++++ SUPPLIED RECORDS ++++

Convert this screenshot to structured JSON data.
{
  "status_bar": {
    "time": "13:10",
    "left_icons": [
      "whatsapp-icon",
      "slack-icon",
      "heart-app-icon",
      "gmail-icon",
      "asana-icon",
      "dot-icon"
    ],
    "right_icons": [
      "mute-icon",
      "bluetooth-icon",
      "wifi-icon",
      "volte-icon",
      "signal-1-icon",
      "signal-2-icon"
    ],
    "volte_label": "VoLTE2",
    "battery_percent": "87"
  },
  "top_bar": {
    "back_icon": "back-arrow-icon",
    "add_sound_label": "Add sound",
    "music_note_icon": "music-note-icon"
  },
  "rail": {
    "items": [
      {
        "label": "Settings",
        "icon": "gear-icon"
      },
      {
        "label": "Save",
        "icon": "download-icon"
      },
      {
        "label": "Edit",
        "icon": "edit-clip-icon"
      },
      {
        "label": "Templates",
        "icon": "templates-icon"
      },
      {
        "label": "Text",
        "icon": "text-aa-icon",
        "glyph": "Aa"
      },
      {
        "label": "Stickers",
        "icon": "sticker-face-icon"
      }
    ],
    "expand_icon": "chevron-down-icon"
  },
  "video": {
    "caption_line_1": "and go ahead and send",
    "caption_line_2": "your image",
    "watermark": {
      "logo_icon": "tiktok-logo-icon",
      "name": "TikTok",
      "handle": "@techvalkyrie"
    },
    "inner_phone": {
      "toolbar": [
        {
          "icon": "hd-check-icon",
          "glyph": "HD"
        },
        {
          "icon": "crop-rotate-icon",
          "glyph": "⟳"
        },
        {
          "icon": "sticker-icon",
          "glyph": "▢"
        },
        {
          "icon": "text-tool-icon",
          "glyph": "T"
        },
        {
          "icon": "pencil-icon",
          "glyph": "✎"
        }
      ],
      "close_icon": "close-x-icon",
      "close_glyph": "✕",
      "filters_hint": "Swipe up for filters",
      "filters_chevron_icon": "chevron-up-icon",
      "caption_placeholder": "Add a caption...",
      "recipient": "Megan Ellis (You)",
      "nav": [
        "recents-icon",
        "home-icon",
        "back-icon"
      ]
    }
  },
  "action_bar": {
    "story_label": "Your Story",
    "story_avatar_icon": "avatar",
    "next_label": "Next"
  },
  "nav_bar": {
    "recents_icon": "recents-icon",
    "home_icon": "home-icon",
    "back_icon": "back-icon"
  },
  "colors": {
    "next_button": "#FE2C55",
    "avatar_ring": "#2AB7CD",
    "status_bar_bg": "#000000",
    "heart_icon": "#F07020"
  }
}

++++
++++ SUPPLIED RECORDS ++++

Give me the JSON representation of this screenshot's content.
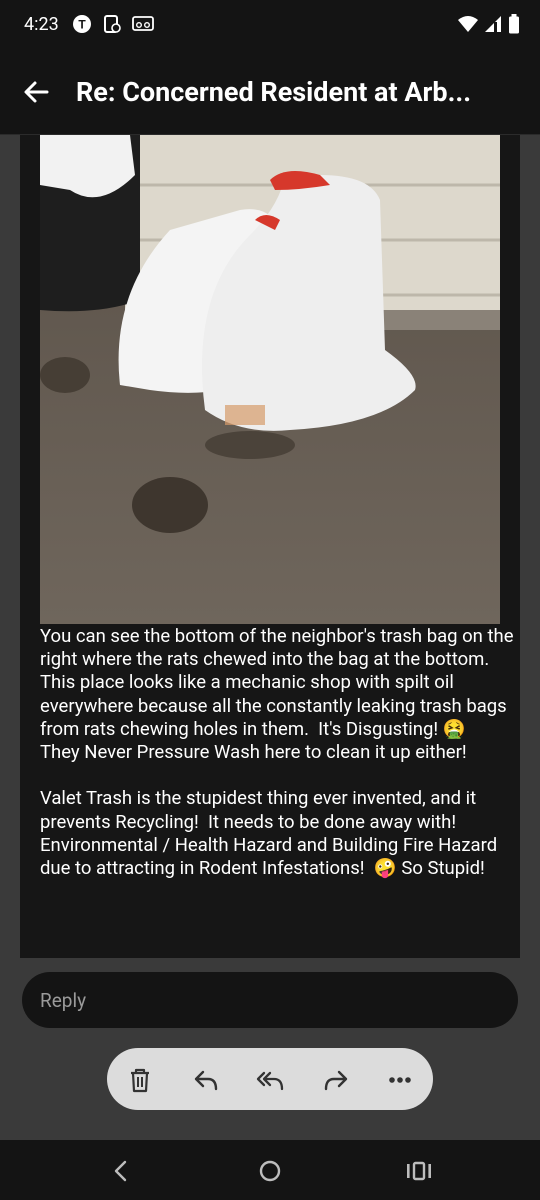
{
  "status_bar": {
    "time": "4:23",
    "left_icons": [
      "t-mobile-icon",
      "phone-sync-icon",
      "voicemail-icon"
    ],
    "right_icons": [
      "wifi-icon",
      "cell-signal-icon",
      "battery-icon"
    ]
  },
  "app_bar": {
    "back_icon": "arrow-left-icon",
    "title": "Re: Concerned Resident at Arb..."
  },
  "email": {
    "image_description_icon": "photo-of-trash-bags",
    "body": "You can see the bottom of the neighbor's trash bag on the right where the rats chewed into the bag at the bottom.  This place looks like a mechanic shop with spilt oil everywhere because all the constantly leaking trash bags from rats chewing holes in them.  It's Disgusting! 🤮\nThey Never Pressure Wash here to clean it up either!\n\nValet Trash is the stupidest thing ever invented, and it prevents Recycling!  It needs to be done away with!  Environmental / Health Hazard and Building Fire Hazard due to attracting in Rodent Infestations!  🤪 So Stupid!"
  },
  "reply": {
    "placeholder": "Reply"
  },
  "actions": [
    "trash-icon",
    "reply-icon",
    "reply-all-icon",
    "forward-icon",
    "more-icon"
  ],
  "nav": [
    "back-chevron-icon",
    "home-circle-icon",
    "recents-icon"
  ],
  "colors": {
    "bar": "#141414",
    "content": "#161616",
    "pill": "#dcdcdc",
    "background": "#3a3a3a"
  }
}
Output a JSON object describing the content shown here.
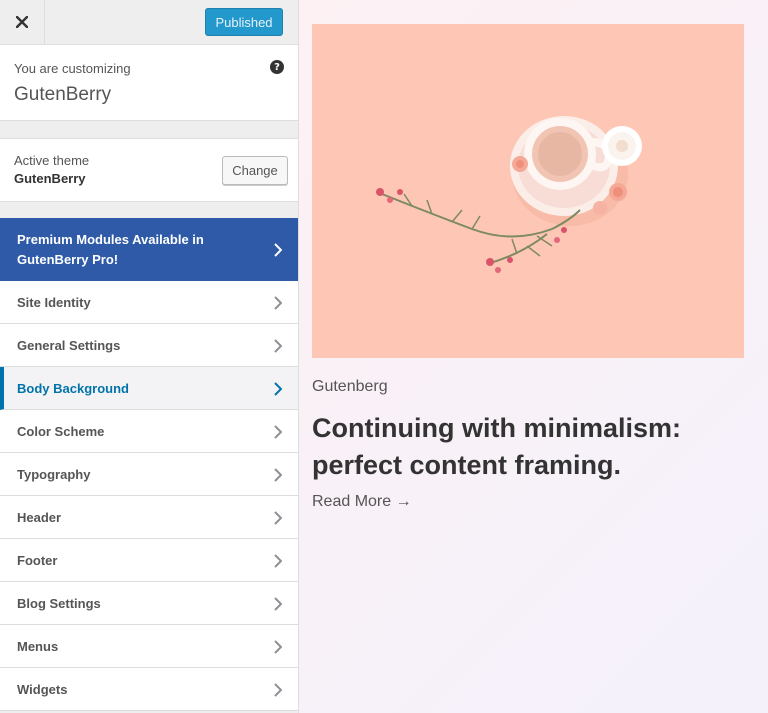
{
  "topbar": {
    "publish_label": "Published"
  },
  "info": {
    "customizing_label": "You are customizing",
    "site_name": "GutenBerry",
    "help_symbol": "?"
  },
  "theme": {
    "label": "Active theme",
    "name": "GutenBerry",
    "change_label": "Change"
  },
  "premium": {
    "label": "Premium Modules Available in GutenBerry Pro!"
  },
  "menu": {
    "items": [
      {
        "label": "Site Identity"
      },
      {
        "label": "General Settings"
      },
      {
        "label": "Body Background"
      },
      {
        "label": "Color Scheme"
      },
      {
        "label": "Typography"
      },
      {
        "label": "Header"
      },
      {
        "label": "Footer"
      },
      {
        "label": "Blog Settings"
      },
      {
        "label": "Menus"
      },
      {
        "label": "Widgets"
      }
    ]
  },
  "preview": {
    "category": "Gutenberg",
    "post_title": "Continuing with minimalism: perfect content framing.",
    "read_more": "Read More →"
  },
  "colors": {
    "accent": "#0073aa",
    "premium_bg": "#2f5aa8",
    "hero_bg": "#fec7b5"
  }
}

++++
++++ SUPPLIED RECORDS ++++

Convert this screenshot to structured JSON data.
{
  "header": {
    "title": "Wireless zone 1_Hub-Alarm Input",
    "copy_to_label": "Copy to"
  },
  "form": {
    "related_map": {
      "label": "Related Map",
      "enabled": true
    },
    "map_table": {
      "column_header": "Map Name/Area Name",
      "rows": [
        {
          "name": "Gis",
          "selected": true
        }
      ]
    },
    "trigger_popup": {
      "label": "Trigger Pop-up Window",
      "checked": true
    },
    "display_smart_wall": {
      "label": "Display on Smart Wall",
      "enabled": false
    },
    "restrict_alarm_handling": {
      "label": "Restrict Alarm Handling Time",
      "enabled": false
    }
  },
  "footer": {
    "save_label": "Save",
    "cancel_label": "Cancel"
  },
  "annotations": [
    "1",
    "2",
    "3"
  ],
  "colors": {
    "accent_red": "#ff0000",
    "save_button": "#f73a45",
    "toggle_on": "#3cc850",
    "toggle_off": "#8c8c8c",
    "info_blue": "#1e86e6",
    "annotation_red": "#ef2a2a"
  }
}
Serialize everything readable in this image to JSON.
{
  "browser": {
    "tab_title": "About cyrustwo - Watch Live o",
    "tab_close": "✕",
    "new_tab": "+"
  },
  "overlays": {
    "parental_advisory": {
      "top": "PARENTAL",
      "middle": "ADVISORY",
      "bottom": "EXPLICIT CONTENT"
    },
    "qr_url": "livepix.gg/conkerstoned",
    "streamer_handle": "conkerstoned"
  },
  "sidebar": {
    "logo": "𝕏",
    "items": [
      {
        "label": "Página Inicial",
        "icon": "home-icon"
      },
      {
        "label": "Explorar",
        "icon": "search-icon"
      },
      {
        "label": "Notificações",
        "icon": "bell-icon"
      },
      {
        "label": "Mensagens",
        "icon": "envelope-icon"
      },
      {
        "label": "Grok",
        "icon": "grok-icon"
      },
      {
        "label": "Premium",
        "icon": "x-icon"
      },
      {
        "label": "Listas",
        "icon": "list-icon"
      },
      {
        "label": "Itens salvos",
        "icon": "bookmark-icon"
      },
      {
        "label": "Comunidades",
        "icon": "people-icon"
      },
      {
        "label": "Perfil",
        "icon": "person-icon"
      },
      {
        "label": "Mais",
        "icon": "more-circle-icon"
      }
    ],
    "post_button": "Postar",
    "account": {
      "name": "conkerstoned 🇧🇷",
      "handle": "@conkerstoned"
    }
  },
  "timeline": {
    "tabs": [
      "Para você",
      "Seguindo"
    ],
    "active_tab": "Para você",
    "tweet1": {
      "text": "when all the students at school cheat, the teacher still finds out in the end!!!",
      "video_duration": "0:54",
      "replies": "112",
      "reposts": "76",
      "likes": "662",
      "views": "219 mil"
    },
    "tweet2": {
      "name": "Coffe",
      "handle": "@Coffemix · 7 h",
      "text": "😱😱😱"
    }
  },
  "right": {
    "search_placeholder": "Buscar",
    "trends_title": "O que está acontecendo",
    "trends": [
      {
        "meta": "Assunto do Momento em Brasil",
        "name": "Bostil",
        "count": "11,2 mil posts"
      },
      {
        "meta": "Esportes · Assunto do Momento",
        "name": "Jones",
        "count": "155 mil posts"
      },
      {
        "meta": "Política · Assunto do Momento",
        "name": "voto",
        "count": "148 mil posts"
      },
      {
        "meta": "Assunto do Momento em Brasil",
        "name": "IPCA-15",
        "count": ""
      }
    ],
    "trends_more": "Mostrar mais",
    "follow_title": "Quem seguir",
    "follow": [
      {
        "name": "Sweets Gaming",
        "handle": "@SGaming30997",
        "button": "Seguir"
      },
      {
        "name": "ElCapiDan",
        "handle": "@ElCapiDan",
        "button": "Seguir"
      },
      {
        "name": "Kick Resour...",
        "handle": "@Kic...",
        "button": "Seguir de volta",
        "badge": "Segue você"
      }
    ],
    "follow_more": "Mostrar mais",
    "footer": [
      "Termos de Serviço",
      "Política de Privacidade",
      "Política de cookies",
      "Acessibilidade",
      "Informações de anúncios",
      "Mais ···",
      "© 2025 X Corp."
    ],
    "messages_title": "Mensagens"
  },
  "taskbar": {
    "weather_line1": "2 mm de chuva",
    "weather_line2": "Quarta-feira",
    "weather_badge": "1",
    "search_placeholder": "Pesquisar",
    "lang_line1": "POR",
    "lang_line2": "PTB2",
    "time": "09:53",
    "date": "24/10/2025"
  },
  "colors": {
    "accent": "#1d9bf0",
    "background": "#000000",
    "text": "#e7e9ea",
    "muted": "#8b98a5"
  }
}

++++

From the material above, copy each line that includes the word "JSON".

Convert this screenshot to structured JSON data.
Give me the JSON representation of this screenshot's content.
Output a JSON object describing the content shown here.
Convert this screenshot to structured JSON data.
Serialize everything readable in this image to JSON.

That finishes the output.